[Start EXERCISE MATERIALS]

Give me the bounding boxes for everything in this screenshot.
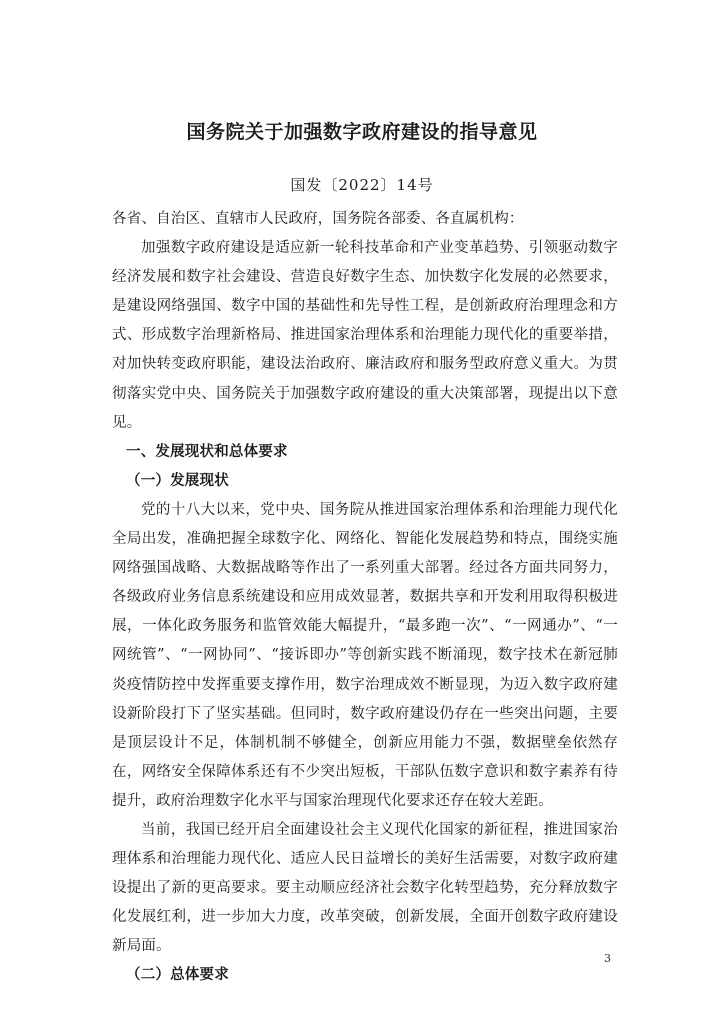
- document-title: 国务院关于加强数字政府建设的指导意见: [186, 121, 538, 143]
- subsection-heading-1: （一）发展现状: [126, 472, 229, 489]
- document-body: [112, 205, 618, 991]
- section-heading-1: 一、发展现状和总体要求: [126, 443, 288, 460]
- current-paragraph: 当前，我国已经开启全面建设社会主义现代化国家的新征程，推进国家治理体系和治理能力现代化、适应人民日益增长的美好生活需要，对数字政府建设提出了新的更高要求。要主动顺应经济社会数字化转型趋势，充分释放数字化发展红利，进一步加大力度，改革突破，创新发展，全面开创数字政府建设新局面。: [112, 821, 618, 955]
- addressee: 各省、自治区、直辖市人民政府，国务院各部委、各直属机构：: [112, 211, 524, 227]
- subsection-heading-2: （二）总体要求: [126, 967, 229, 984]
- page-number: 3: [604, 952, 611, 965]
- intro-paragraph: 加强数字政府建设是适应新一轮科技革命和产业变革趋势、引领驱动数字经济发展和数字社会建设、营造良好数字生态、加快数字化发展的必然要求，是建设网络强国、数字中国的基础性和先导性工程，是创新政府治理理念和方式、形成数字治理新格局、推进国家治理体系和治理能力现代化的重要举措，对加快转变政府职能，建设法治政府、廉洁政府和服务型政府意义重大。为贯彻落实党中央、国务院关于加强数字政府建设的重大决策部署，现提出以下意见。: [112, 240, 618, 431]
- status-paragraph: 党的十八大以来，党中央、国务院从推进国家治理体系和治理能力现代化全局出发，准确把握全球数字化、网络化、智能化发展趋势和特点，围绕实施网络强国战略、大数据战略等作出了一系列重大部署。经过各方面共同努力，各级政府业务信息系统建设和应用成效显著，数据共享和开发利用取得积极进展，一体化政务服务和监管效能大幅提升，“最多跑一次”、“一网通办”、“一网统管”、“一网协同”、“接诉即办”等创新实践不断涌现，数字技术在新冠肺炎疫情防控中发挥重要支撑作用，数字治理成效不断显现，为迈入数字政府建设新阶段打下了坚实基础。但同时，数字政府建设仍存在一些突出问题，主要是顶层设计不足，体制机制不够健全，创新应用能力不强，数据壁垒依然存在，网络安全保障体系还有不少突出短板，干部队伍数字意识和数字素养有待提升，政府治理数字化水平与国家治理现代化要求还存在较大差距。: [112, 501, 618, 809]
- document-number: 国发〔2022〕14号: [290, 176, 434, 194]
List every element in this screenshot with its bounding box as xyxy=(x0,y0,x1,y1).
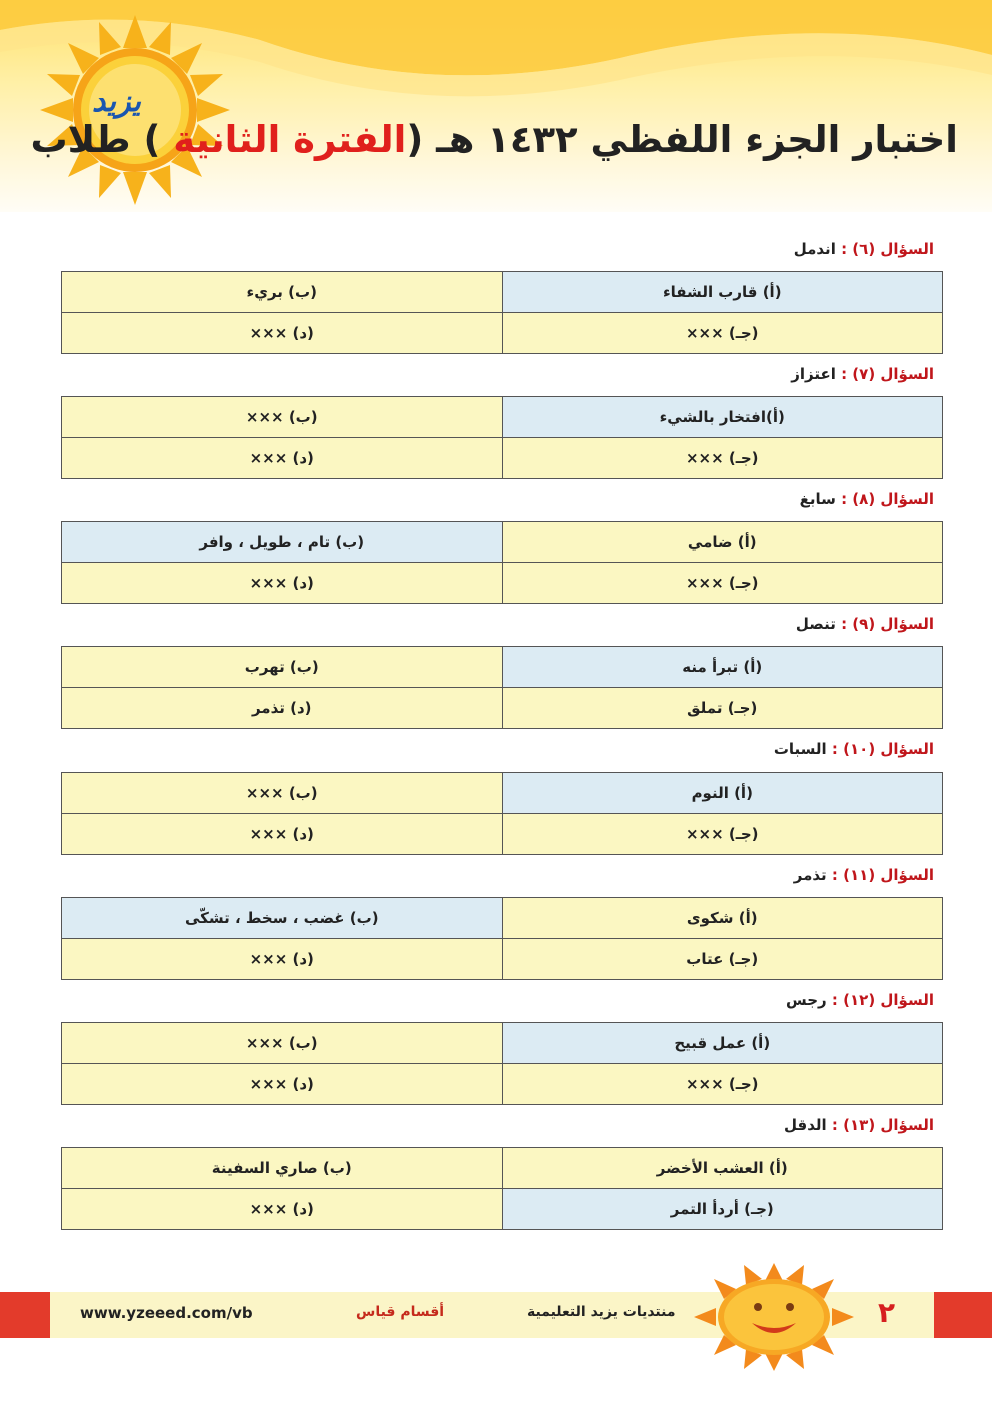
option-c[interactable]: (جـ) ××× xyxy=(502,313,943,354)
option-c[interactable]: (جـ) تملق xyxy=(502,688,943,729)
option-c[interactable]: (جـ) أردأ التمر xyxy=(502,1189,943,1230)
question-10-options xyxy=(61,772,943,855)
option-a[interactable]: (أ) عمل قبيح xyxy=(502,1023,943,1064)
question-9-options xyxy=(61,646,943,729)
question-13-label: السؤال (١٣) : الدقل xyxy=(784,1116,934,1134)
option-d[interactable]: (د) ××× xyxy=(62,313,503,354)
footer-url-link[interactable]: www.yzeeed.com/vb xyxy=(80,1304,253,1322)
option-b[interactable]: (ب) بريء xyxy=(62,272,503,313)
smiling-sun-icon xyxy=(692,1262,856,1372)
option-b[interactable]: (ب) ××× xyxy=(62,1023,503,1064)
question-9-label: السؤال (٩) : تنصل xyxy=(795,615,934,633)
question-13-options xyxy=(61,1147,943,1230)
question-6-label: السؤال (٦) : اندمل xyxy=(793,240,934,258)
option-b[interactable]: (ب) صاري السفينة xyxy=(62,1148,503,1189)
option-a[interactable]: (أ) شكوى xyxy=(502,898,943,939)
option-b[interactable]: (ب) ××× xyxy=(62,773,503,814)
question-12-options xyxy=(61,1022,943,1105)
question-7-options xyxy=(61,396,943,479)
page-title: اختبار الجزء اللفظي ١٤٣٢ هـ (الفترة الثانية ) طلاب xyxy=(30,118,958,161)
option-d[interactable]: (د) ××× xyxy=(62,1064,503,1105)
question-6-options xyxy=(61,271,943,354)
option-d[interactable]: (د) ××× xyxy=(62,563,503,604)
option-d[interactable]: (د) ××× xyxy=(62,939,503,980)
option-c[interactable]: (جـ) ××× xyxy=(502,1064,943,1105)
option-a[interactable]: (أ) قارب الشفاء xyxy=(502,272,943,313)
option-c[interactable]: (جـ) ××× xyxy=(502,563,943,604)
option-d[interactable]: (د) ××× xyxy=(62,1189,503,1230)
question-7-label: السؤال (٧) : اعتزاز xyxy=(791,365,934,383)
option-d[interactable]: (د) تذمر xyxy=(62,688,503,729)
option-b[interactable]: (ب) ××× xyxy=(62,397,503,438)
option-c[interactable]: (جـ) عتاب xyxy=(502,939,943,980)
option-b[interactable]: (ب) غضب ، سخط ، تشكّى xyxy=(62,898,503,939)
question-12-label: السؤال (١٢) : رجس xyxy=(786,991,934,1009)
option-a[interactable]: (أ) ضامي xyxy=(502,522,943,563)
question-11-label: السؤال (١١) : تذمر xyxy=(793,866,934,884)
footer-forum-name: منتديات يزيد التعليمية xyxy=(527,1304,676,1320)
question-11-options xyxy=(61,897,943,980)
footer-category: أقسام قياس xyxy=(356,1304,445,1320)
option-b[interactable]: (ب) تهرب xyxy=(62,647,503,688)
option-c[interactable]: (جـ) ××× xyxy=(502,814,943,855)
option-b[interactable]: (ب) تام ، طويل ، وافر xyxy=(62,522,503,563)
option-d[interactable]: (د) ××× xyxy=(62,438,503,479)
question-8-label: السؤال (٨) : سابغ xyxy=(799,490,934,508)
logo: يزيد xyxy=(92,84,141,119)
page-number: ٢ xyxy=(878,1296,896,1329)
option-a[interactable]: (أ) العشب الأخضر xyxy=(502,1148,943,1189)
option-a[interactable]: (أ) النوم xyxy=(502,773,943,814)
option-c[interactable]: (جـ) ××× xyxy=(502,438,943,479)
option-d[interactable]: (د) ××× xyxy=(62,814,503,855)
sun-decoration xyxy=(0,0,992,212)
question-8-options xyxy=(61,521,943,604)
question-10-label: السؤال (١٠) : السبات xyxy=(773,740,934,758)
option-a[interactable]: (أ)افتخار بالشيء xyxy=(502,397,943,438)
page-header xyxy=(0,0,992,212)
option-a[interactable]: (أ) تبرأ منه xyxy=(502,647,943,688)
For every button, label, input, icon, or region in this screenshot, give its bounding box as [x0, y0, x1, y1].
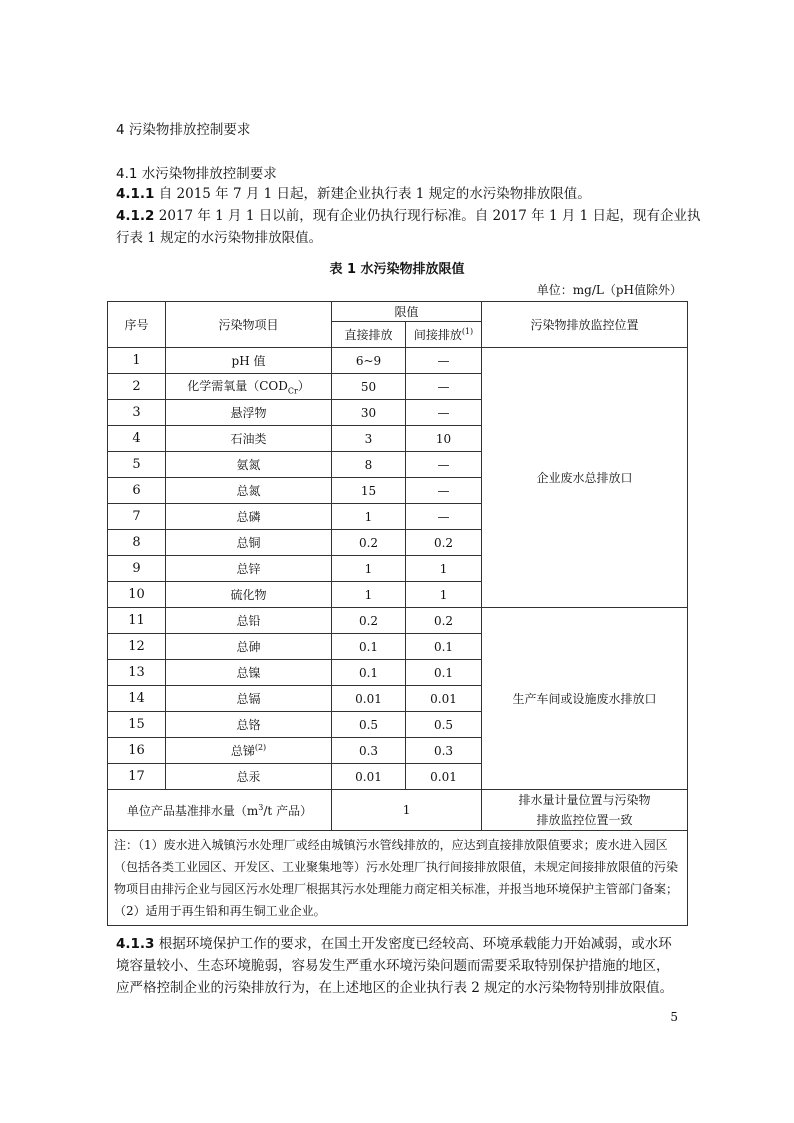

[End EXERCISE MATERIALS]

• [INSTRUCTIONS TO FOLLOW]: Reproduce all of the rows above word for word, leaving the pictures out.

• [WRITTEN ANSWER]:
Give me the bounding boxes for everything in this screenshot.
- document-title: 国务院关于加强数字政府建设的指导意见: [186, 121, 538, 143]
- subsection-heading-1: （一）发展现状: [126, 472, 229, 489]
- document-body: [112, 205, 618, 991]
- section-heading-1: 一、发展现状和总体要求: [126, 443, 288, 460]
- current-paragraph: 当前，我国已经开启全面建设社会主义现代化国家的新征程，推进国家治理体系和治理能力现代化、适应人民日益增长的美好生活需要，对数字政府建设提出了新的更高要求。要主动顺应经济社会数字化转型趋势，充分释放数字化发展红利，进一步加大力度，改革突破，创新发展，全面开创数字政府建设新局面。: [112, 821, 618, 955]
- addressee: 各省、自治区、直辖市人民政府，国务院各部委、各直属机构：: [112, 211, 524, 227]
- subsection-heading-2: （二）总体要求: [126, 967, 229, 984]
- page-number: 3: [604, 952, 611, 965]
- intro-paragraph: 加强数字政府建设是适应新一轮科技革命和产业变革趋势、引领驱动数字经济发展和数字社会建设、营造良好数字生态、加快数字化发展的必然要求，是建设网络强国、数字中国的基础性和先导性工程，是创新政府治理理念和方式、形成数字治理新格局、推进国家治理体系和治理能力现代化的重要举措，对加快转变政府职能，建设法治政府、廉洁政府和服务型政府意义重大。为贯彻落实党中央、国务院关于加强数字政府建设的重大决策部署，现提出以下意见。: [112, 240, 618, 431]
- status-paragraph: 党的十八大以来，党中央、国务院从推进国家治理体系和治理能力现代化全局出发，准确把握全球数字化、网络化、智能化发展趋势和特点，围绕实施网络强国战略、大数据战略等作出了一系列重大部署。经过各方面共同努力，各级政府业务信息系统建设和应用成效显著，数据共享和开发利用取得积极进展，一体化政务服务和监管效能大幅提升，“最多跑一次”、“一网通办”、“一网统管”、“一网协同”、“接诉即办”等创新实践不断涌现，数字技术在新冠肺炎疫情防控中发挥重要支撑作用，数字治理成效不断显现，为迈入数字政府建设新阶段打下了坚实基础。但同时，数字政府建设仍存在一些突出问题，主要是顶层设计不足，体制机制不够健全，创新应用能力不强，数据壁垒依然存在，网络安全保障体系还有不少突出短板，干部队伍数字意识和数字素养有待提升，政府治理数字化水平与国家治理现代化要求还存在较大差距。: [112, 501, 618, 809]
- document-number: 国发〔2022〕14号: [290, 176, 434, 194]
List every element in this screenshot with its bounding box as xyxy=(x0,y0,x1,y1).
option-c[interactable]: (جـ) ××× xyxy=(502,313,943,354)
option-c[interactable]: (جـ) تملق xyxy=(502,688,943,729)
option-c[interactable]: (جـ) أردأ التمر xyxy=(502,1189,943,1230)
question-10-options xyxy=(61,772,943,855)
option-a[interactable]: (أ) عمل قبيح xyxy=(502,1023,943,1064)
question-9-options xyxy=(61,646,943,729)
question-13-label: السؤال (١٣) : الدقل xyxy=(784,1116,934,1134)
option-d[interactable]: (د) ××× xyxy=(62,313,503,354)
footer-url-link[interactable]: www.yzeeed.com/vb xyxy=(80,1304,253,1322)
option-b[interactable]: (ب) بريء xyxy=(62,272,503,313)
smiling-sun-icon xyxy=(692,1262,856,1372)
option-b[interactable]: (ب) ××× xyxy=(62,1023,503,1064)
question-9-label: السؤال (٩) : تنصل xyxy=(795,615,934,633)
question-13-options xyxy=(61,1147,943,1230)
question-6-label: السؤال (٦) : اندمل xyxy=(793,240,934,258)
option-b[interactable]: (ب) صاري السفينة xyxy=(62,1148,503,1189)
option-a[interactable]: (أ) شكوى xyxy=(502,898,943,939)
option-b[interactable]: (ب) ××× xyxy=(62,773,503,814)
question-12-options xyxy=(61,1022,943,1105)
question-7-options xyxy=(61,396,943,479)
page-title: اختبار الجزء اللفظي ١٤٣٢ هـ (الفترة الثانية ) طلاب xyxy=(30,118,958,161)
option-d[interactable]: (د) ××× xyxy=(62,1064,503,1105)
question-6-options xyxy=(61,271,943,354)
option-d[interactable]: (د) ××× xyxy=(62,563,503,604)
option-d[interactable]: (د) ××× xyxy=(62,939,503,980)
option-c[interactable]: (جـ) ××× xyxy=(502,1064,943,1105)
option-a[interactable]: (أ) قارب الشفاء xyxy=(502,272,943,313)
option-c[interactable]: (جـ) ××× xyxy=(502,563,943,604)
option-d[interactable]: (د) ××× xyxy=(62,1189,503,1230)
question-7-label: السؤال (٧) : اعتزاز xyxy=(791,365,934,383)
option-d[interactable]: (د) تذمر xyxy=(62,688,503,729)
option-b[interactable]: (ب) ××× xyxy=(62,397,503,438)
option-c[interactable]: (جـ) عتاب xyxy=(502,939,943,980)
option-b[interactable]: (ب) غضب ، سخط ، تشكّى xyxy=(62,898,503,939)
question-12-label: السؤال (١٢) : رجس xyxy=(786,991,934,1009)
option-a[interactable]: (أ) ضامي xyxy=(502,522,943,563)
question-11-label: السؤال (١١) : تذمر xyxy=(793,866,934,884)
footer-forum-name: منتديات يزيد التعليمية xyxy=(527,1304,676,1320)
question-11-options xyxy=(61,897,943,980)
footer-category: أقسام قياس xyxy=(356,1304,445,1320)
option-b[interactable]: (ب) تهرب xyxy=(62,647,503,688)
option-c[interactable]: (جـ) ××× xyxy=(502,814,943,855)
option-b[interactable]: (ب) تام ، طويل ، وافر xyxy=(62,522,503,563)
option-d[interactable]: (د) ××× xyxy=(62,438,503,479)
question-8-label: السؤال (٨) : سابغ xyxy=(799,490,934,508)
logo: يزيد xyxy=(92,84,141,119)
page-number: ٢ xyxy=(878,1296,896,1329)
option-a[interactable]: (أ) العشب الأخضر xyxy=(502,1148,943,1189)
option-a[interactable]: (أ) النوم xyxy=(502,773,943,814)
option-c[interactable]: (جـ) ××× xyxy=(502,438,943,479)
option-d[interactable]: (د) ××× xyxy=(62,814,503,855)
sun-decoration xyxy=(0,0,992,212)
question-8-options xyxy=(61,521,943,604)
question-10-label: السؤال (١٠) : السبات xyxy=(773,740,934,758)
option-a[interactable]: (أ)افتخار بالشيء xyxy=(502,397,943,438)
page-header xyxy=(0,0,992,212)
option-a[interactable]: (أ) تبرأ منه xyxy=(502,647,943,688)
For every button, label, input, icon, or region in this screenshot, give its bounding box as [x0, y0, x1, y1].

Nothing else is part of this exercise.